GIVEN INFORMATION -
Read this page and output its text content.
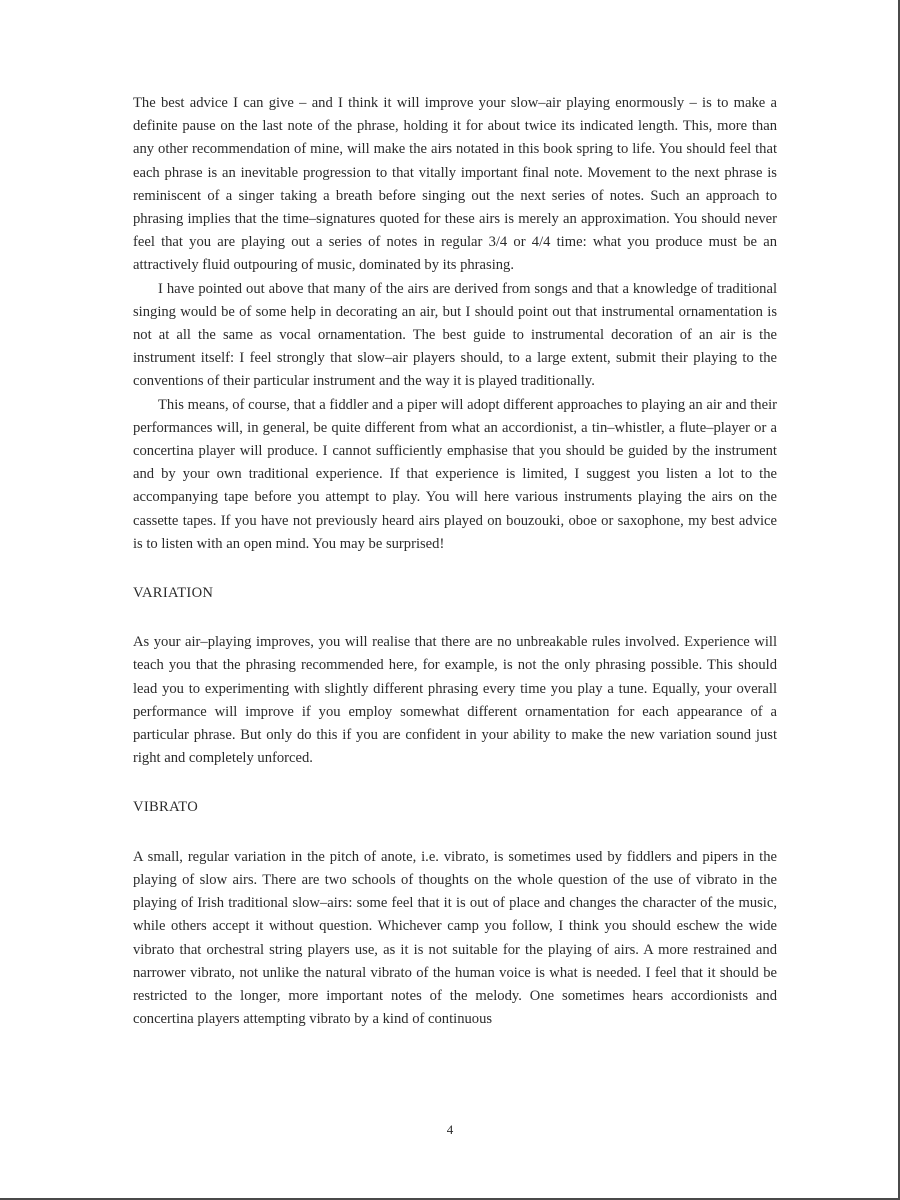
The best advice I can give – and I think it will improve your slow–air playing enormously – is to make a definite pause on the last note of the phrase, holding it for about twice its indicated length. This, more than any other recommendation of mine, will make the airs notated in this book spring to life. You should feel that each phrase is an inevitable progression to that vitally important final note. Movement to the next phrase is reminiscent of a singer taking a breath before singing out the next series of notes. Such an approach to phrasing implies that the time–signatures quoted for these airs is merely an approximation. You should never feel that you are playing out a series of notes in regular 3/4 or 4/4 time: what you produce must be an attractively fluid outpouring of music, dominated by its phrasing.

I have pointed out above that many of the airs are derived from songs and that a knowledge of traditional singing would be of some help in decorating an air, but I should point out that instrumental ornamentation is not at all the same as vocal ornamentation. The best guide to instrumental decoration of an air is the instrument itself: I feel strongly that slow–air players should, to a large extent, submit their playing to the conventions of their particular instrument and the way it is played traditionally.

This means, of course, that a fiddler and a piper will adopt different approaches to playing an air and their performances will, in general, be quite different from what an accordionist, a tin–whistler, a flute–player or a concertina player will produce. I cannot sufficiently emphasise that you should be guided by the instrument and by your own traditional experience. If that experience is limited, I suggest you listen a lot to the accompanying tape before you attempt to play. You will here various instruments playing the airs on the cassette tapes. If you have not previously heard airs played on bouzouki, oboe or saxophone, my best advice is to listen with an open mind. You may be surprised!

VARIATION

As your air–playing improves, you will realise that there are no unbreakable rules involved. Experience will teach you that the phrasing recommended here, for example, is not the only phrasing possible. This should lead you to experimenting with slightly different phrasing every time you play a tune. Equally, your overall performance will improve if you employ somewhat different ornamentation for each appearance of a particular phrase. But only do this if you are confident in your ability to make the new variation sound just right and completely unforced.

VIBRATO

A small, regular variation in the pitch of anote, i.e. vibrato, is sometimes used by fiddlers and pipers in the playing of slow airs. There are two schools of thoughts on the whole question of the use of vibrato in the playing of Irish traditional slow–airs: some feel that it is out of place and changes the character of the music, while others accept it without question. Whichever camp you follow, I think you should eschew the wide vibrato that orchestral string players use, as it is not suitable for the playing of airs. A more restrained and narrower vibrato, not unlike the natural vibrato of the human voice is what is needed. I feel that it should be restricted to the longer, more important notes of the melody. One sometimes hears accordionists and concertina players attempting vibrato by a kind of continuous

4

WHAT THE TASK REQUIRES - Each line in the records above should be reproduced exactly; images are not copied.

ANSWER IN FULL -
Read this page and output its text content.
The best advice I can give – and I think it will improve your slow–air playing enormously – is to make a definite pause on the last note of the phrase, holding it for about twice its indicated length. This, more than any other recommendation of mine, will make the airs notated in this book spring to life. You should feel that each phrase is an inevitable progression to that vitally important final note. Movement to the next phrase is reminiscent of a singer taking a breath before singing out the next series of notes. Such an approach to phrasing implies that the time–signatures quoted for these airs is merely an approximation. You should never feel that you are playing out a series of notes in regular 3/4 or 4/4 time: what you produce must be an attractively fluid outpouring of music, dominated by its phrasing.

I have pointed out above that many of the airs are derived from songs and that a knowledge of traditional singing would be of some help in decorating an air, but I should point out that instrumental ornamentation is not at all the same as vocal ornamentation. The best guide to instrumental decoration of an air is the instrument itself: I feel strongly that slow–air players should, to a large extent, submit their playing to the conventions of their particular instrument and the way it is played traditionally.

This means, of course, that a fiddler and a piper will adopt different approaches to playing an air and their performances will, in general, be quite different from what an accordionist, a tin–whistler, a flute–player or a concertina player will produce. I cannot sufficiently emphasise that you should be guided by the instrument and by your own traditional experience. If that experience is limited, I suggest you listen a lot to the accompanying tape before you attempt to play. You will here various instruments playing the airs on the cassette tapes. If you have not previously heard airs played on bouzouki, oboe or saxophone, my best advice is to listen with an open mind. You may be surprised!

VARIATION

As your air–playing improves, you will realise that there are no unbreakable rules involved. Experience will teach you that the phrasing recommended here, for example, is not the only phrasing possible. This should lead you to experimenting with slightly different phrasing every time you play a tune. Equally, your overall performance will improve if you employ somewhat different ornamentation for each appearance of a particular phrase. But only do this if you are confident in your ability to make the new variation sound just right and completely unforced.

VIBRATO

A small, regular variation in the pitch of anote, i.e. vibrato, is sometimes used by fiddlers and pipers in the playing of slow airs. There are two schools of thoughts on the whole question of the use of vibrato in the playing of Irish traditional slow–airs: some feel that it is out of place and changes the character of the music, while others accept it without question. Whichever camp you follow, I think you should eschew the wide vibrato that orchestral string players use, as it is not suitable for the playing of airs. A more restrained and narrower vibrato, not unlike the natural vibrato of the human voice is what is needed. I feel that it should be restricted to the longer, more important notes of the melody. One sometimes hears accordionists and concertina players attempting vibrato by a kind of continuous

4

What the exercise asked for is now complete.